═══ Stored records

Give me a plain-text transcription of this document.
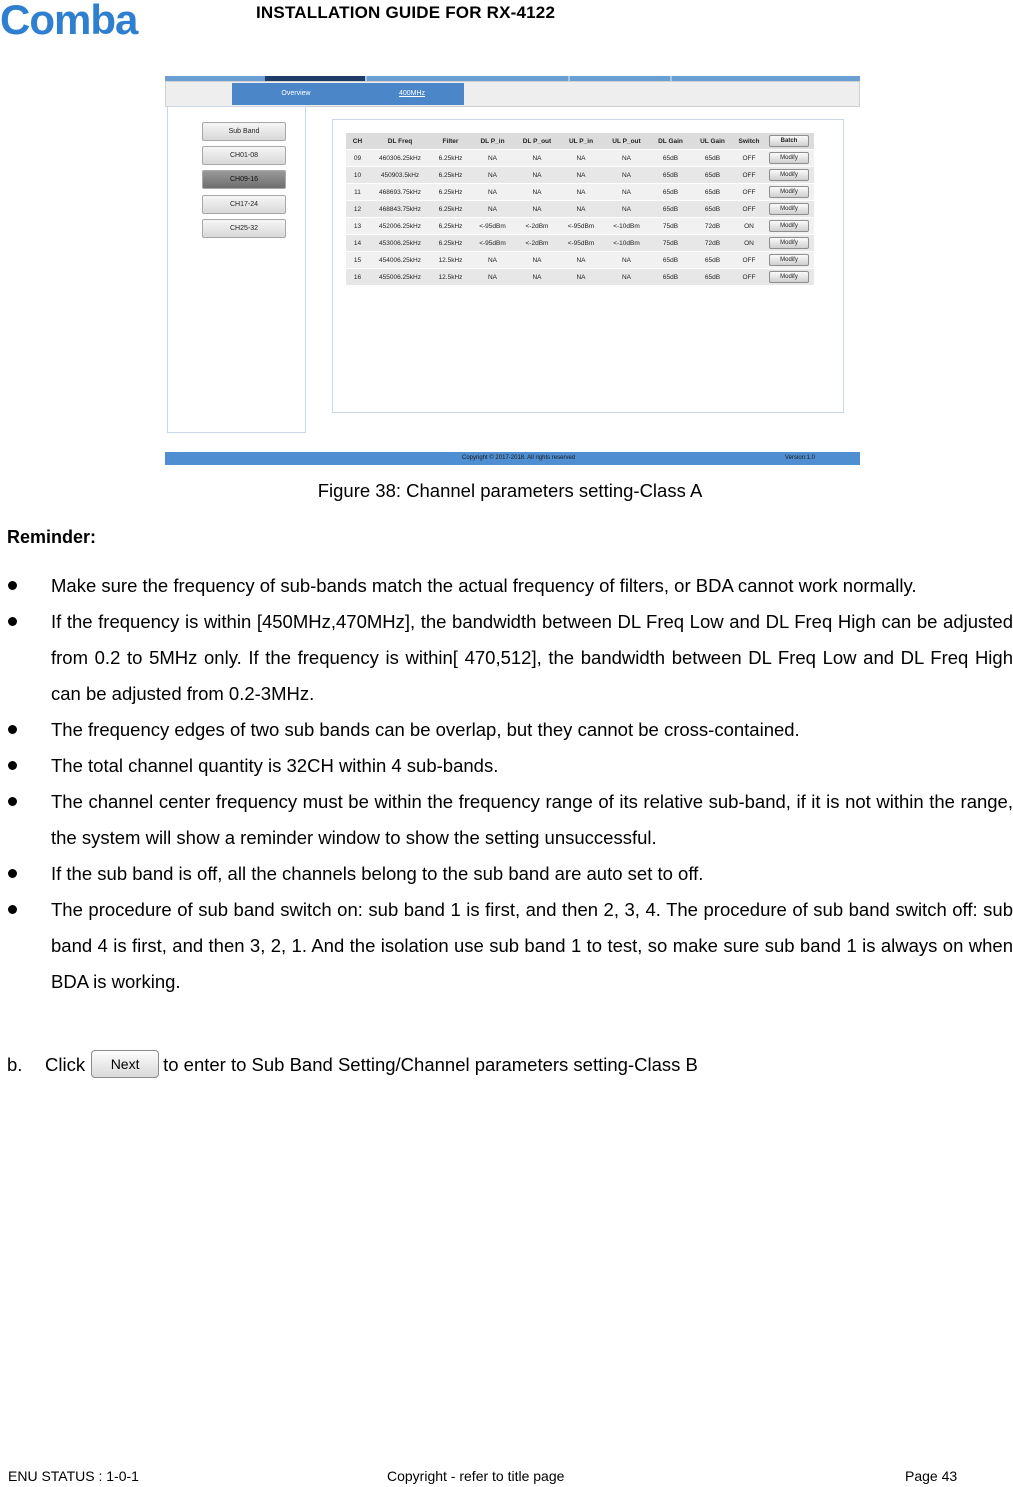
Comba	INSTALLATION GUIDE FOR RX-4122
Overview	400MHz
Sub Band
CH01-08
CH09-16
CH17-24
CH25-32
CH	DL Freq	Filter	DL P_in	DL P_out	UL P_in	UL P_out	DL Gain	UL Gain	Switch	Batch
09	460306.25kHz	6.25kHz	NA	NA	NA	NA	65dB	65dB	OFF	Modify
10	450903.5kHz	6.25kHz	NA	NA	NA	NA	65dB	65dB	OFF	Modify
11	468693.75kHz	6.25kHz	NA	NA	NA	NA	65dB	65dB	OFF	Modify
12	468843.75kHz	6.25kHz	NA	NA	NA	NA	65dB	65dB	OFF	Modify
13	452006.25kHz	6.25kHz	<-95dBm	<-2dBm	<-95dBm	<-10dBm	75dB	72dB	ON	Modify
14	453006.25kHz	6.25kHz	<-95dBm	<-2dBm	<-95dBm	<-10dBm	75dB	72dB	ON	Modify
15	454006.25kHz	12.5kHz	NA	NA	NA	NA	65dB	65dB	OFF	Modify
16	455006.25kHz	12.5kHz	NA	NA	NA	NA	65dB	65dB	OFF	Modify
Copyright © 2017-2018. All rights reserved	Version:1.0
Figure 38: Channel parameters setting-Class A
Reminder:
Make sure the frequency of sub-bands match the actual frequency of filters, or BDA cannot work normally.
If the frequency is within [450MHz,470MHz], the bandwidth between DL Freq Low and DL Freq High can be adjusted from 0.2 to 5MHz only. If the frequency is within[ 470,512], the bandwidth between DL Freq Low and DL Freq High can be adjusted from 0.2-3MHz.
The frequency edges of two sub bands can be overlap, but they cannot be cross-contained.
The total channel quantity is 32CH within 4 sub-bands.
The channel center frequency must be within the frequency range of its relative sub-band, if it is not within the range, the system will show a reminder window to show the setting unsuccessful.
If the sub band is off, all the channels belong to the sub band are auto set to off.
The procedure of sub band switch on: sub band 1 is first, and then 2, 3, 4. The procedure of sub band switch off: sub band 4 is first, and then 3, 2, 1. And the isolation use sub band 1 to test, so make sure sub band 1 is always on when BDA is working.
b. Click Next to enter to Sub Band Setting/Channel parameters setting-Class B
ENU STATUS : 1-0-1	Copyright - refer to title page	Page 43
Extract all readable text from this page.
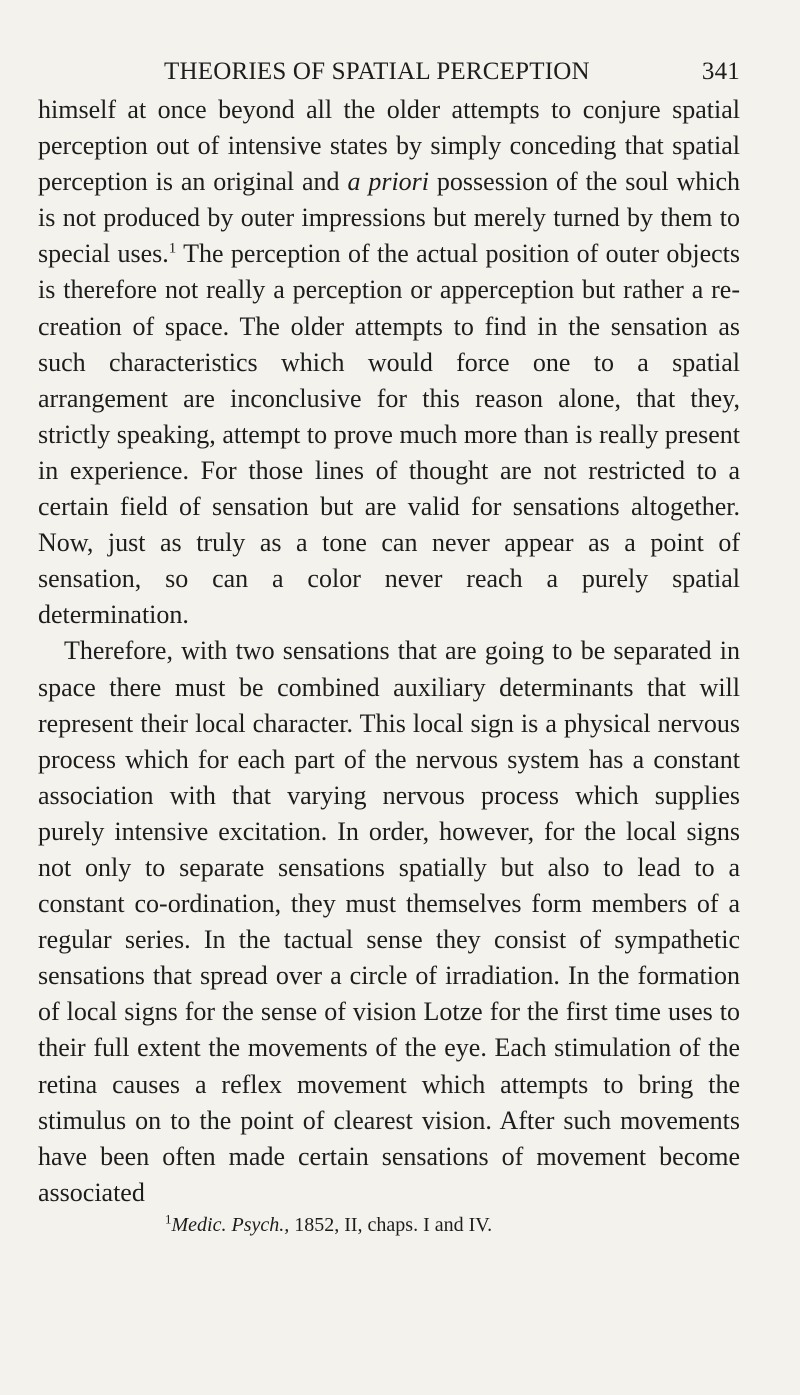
THEORIES OF SPATIAL PERCEPTION	341

himself at once beyond all the older attempts to conjure spatial perception out of intensive states by simply conceding that spatial perception is an original and a priori possession of the soul which is not produced by outer impressions but merely turned by them to special uses.$^1$ The perception of the actual position of outer objects is therefore not really a perception or apperception but rather a re-creation of space. The older attempts to find in the sensation as such characteristics which would force one to a spatial arrangement are inconclusive for this reason alone, that they, strictly speaking, attempt to prove much more than is really present in experience. For those lines of thought are not restricted to a certain field of sensation but are valid for sensations altogether. Now, just as truly as a tone can never appear as a point of sensation, so can a color never reach a purely spatial determination.

Therefore, with two sensations that are going to be separated in space there must be combined auxiliary determinants that will represent their local character. This local sign is a physical nervous process which for each part of the nervous system has a constant association with that varying nervous process which supplies purely intensive excitation. In order, however, for the local signs not only to separate sensations spatially but also to lead to a constant co-ordination, they must themselves form members of a regular series. In the tactual sense they consist of sympathetic sensations that spread over a circle of irradiation. In the formation of local signs for the sense of vision Lotze for the first time uses to their full extent the movements of the eye. Each stimulation of the retina causes a reflex movement which attempts to bring the stimulus on to the point of clearest vision. After such movements have been often made certain sensations of movement become associated

$^1$Medic. Psych., 1852, II, chaps. I and IV.
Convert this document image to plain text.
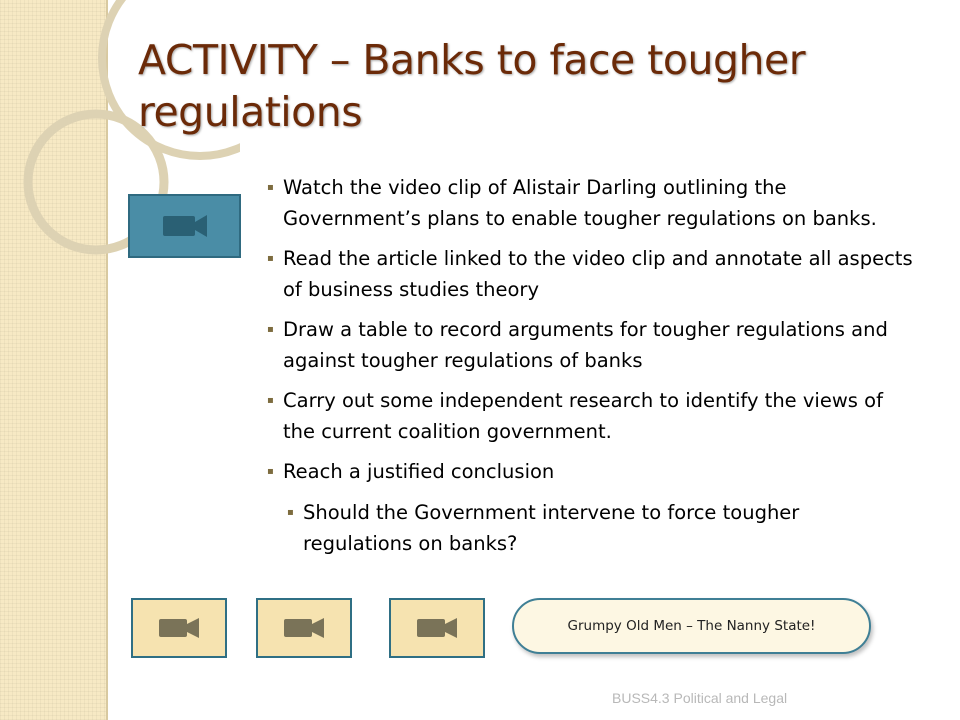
ACTIVITY – Banks to face tougher regulations
▪ Watch the video clip of Alistair Darling outlining the Government’s plans to enable tougher regulations on banks.
▪ Read the article linked to the video clip and annotate all aspects of business studies theory
▪ Draw a table to record arguments for tougher regulations and against tougher regulations of banks
▪ Carry out some independent research to identify the views of the current coalition government.
▪ Reach a justified conclusion
▪ Should the Government intervene to force tougher regulations on banks?
Grumpy Old Men – The Nanny State!
BUSS4.3 Political and Legal
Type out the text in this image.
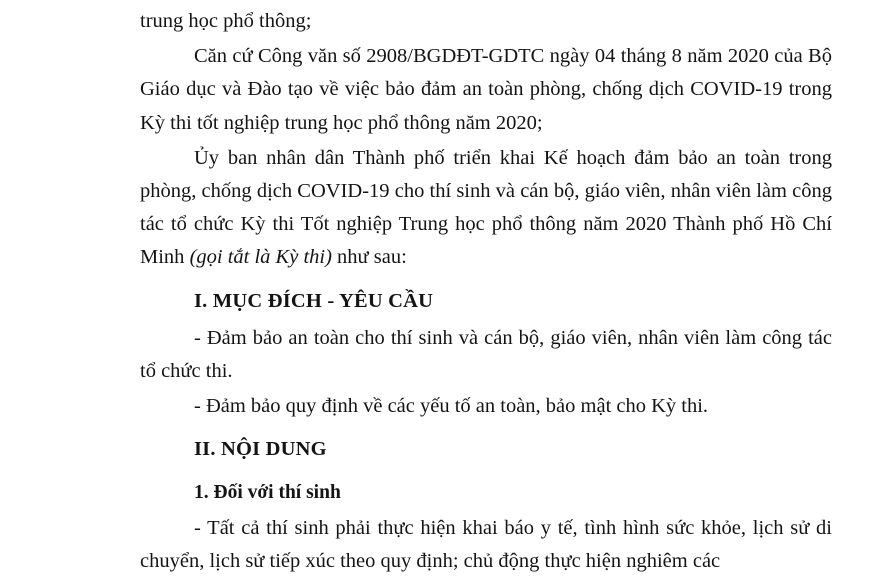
trung học phổ thông;

Căn cứ Công văn số 2908/BGDĐT-GDTC ngày 04 tháng 8 năm 2020 của Bộ Giáo dục và Đào tạo về việc bảo đảm an toàn phòng, chống dịch COVID-19 trong Kỳ thi tốt nghiệp trung học phổ thông năm 2020;

Ủy ban nhân dân Thành phố triển khai Kế hoạch đảm bảo an toàn trong phòng, chống dịch COVID-19 cho thí sinh và cán bộ, giáo viên, nhân viên làm công tác tổ chức Kỳ thi Tốt nghiệp Trung học phổ thông năm 2020 Thành phố Hồ Chí Minh (gọi tắt là Kỳ thi) như sau:

I. MỤC ĐÍCH - YÊU CẦU

- Đảm bảo an toàn cho thí sinh và cán bộ, giáo viên, nhân viên làm công tác tổ chức thi.

- Đảm bảo quy định về các yếu tố an toàn, bảo mật cho Kỳ thi.

II. NỘI DUNG

1. Đối với thí sinh

- Tất cả thí sinh phải thực hiện khai báo y tế, tình hình sức khỏe, lịch sử di chuyển, lịch sử tiếp xúc theo quy định; chủ động thực hiện nghiêm các
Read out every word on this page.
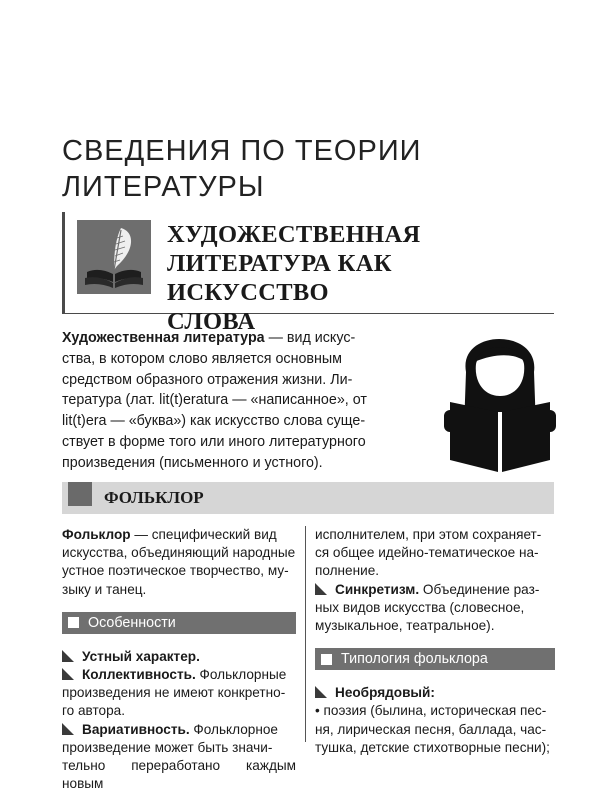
СВЕДЕНИЯ ПО ТЕОРИИ
ЛИТЕРАТУРЫ
ХУДОЖЕСТВЕННАЯ
ЛИТЕРАТУРА КАК ИСКУССТВО
СЛОВА

Художественная литература — вид искус-
ства, в котором слово является основным
средством образного отражения жизни. Ли-
тература (лат. lit(t)eratura — «написанное», от
lit(t)era — «буква») как искусство слова суще-
ствует в форме того или иного литературного
произведения (письменного и устного).

ФОЛЬКЛОР

Фольклор — специфический вид
искусства, объединяющий народные
устное поэтическое творчество, му-
зыку и танец.

Особенности

Устный характер.

Коллективность. Фольклорные
произведения не имеют конкретно-
го автора.

Вариативность. Фольклорное
произведение может быть значи-
тельно переработано каждым новым

исполнителем, при этом сохраняет-
ся общее идейно-тематическое на-
полнение.

Синкретизм. Объединение раз-
ных видов искусства (словесное,
музыкальное, театральное).

Типология фольклора

Необрядовый:
• поэзия (былина, историческая пес-
ня, лирическая песня, баллада, час-
тушка, детские стихотворные песни);
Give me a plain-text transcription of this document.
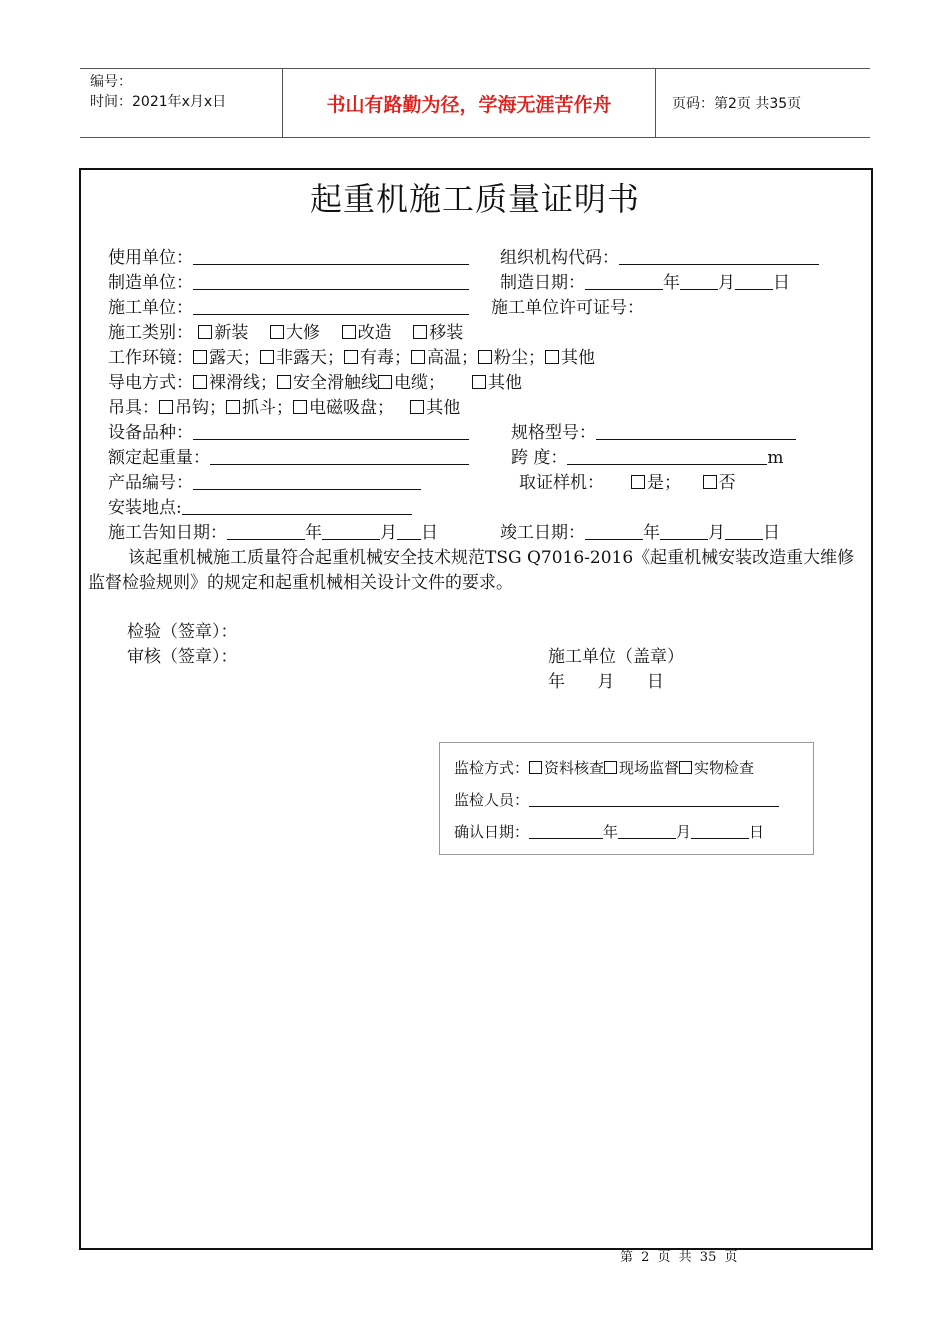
编号：
时间：2021年x月x日	书山有路勤为径，学海无涯苦作舟	页码：第2页 共35页
起重机施工质量证明书
使用单位：	组织机构代码：
制造单位：	制造日期：	年 月 日
施工单位：	施工单位许可证号：
施工类别： 新装 大修 改造 移装
工作环镜： 露天； 非露天； 有毒； 高温； 粉尘； 其他
导电方式： 裸滑线； 安全滑触线 电缆；	其他
吊具： 吊钩； 抓斗； 电磁吸盘； 其他
设备品种：	规格型号：
额定起重量：	跨 度：	m
产品编号：	取证样机：	是； 否
安装地点:
施工告知日期：	年	月 日	竣工日期：	年	月 日
该起重机械施工质量符合起重机械安全技术规范TSG Q7016-2016《起重机械安装改造重大维修监督检验规则》的规定和起重机械相关设计文件的要求。
检验（签章）：
审核（签章）：	施工单位（盖章）
年      月      日
监检方式： 资料核查 现场监督 实物检查
监检人员：
确认日期：	年	月	日
第 2 页 共 35 页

══════

Copy all lines of the material above where the string "Class" occurs.

Figure 38: Channel parameters setting-Class A
b. Click Next to enter to Sub Band Setting/Channel parameters setting-Class B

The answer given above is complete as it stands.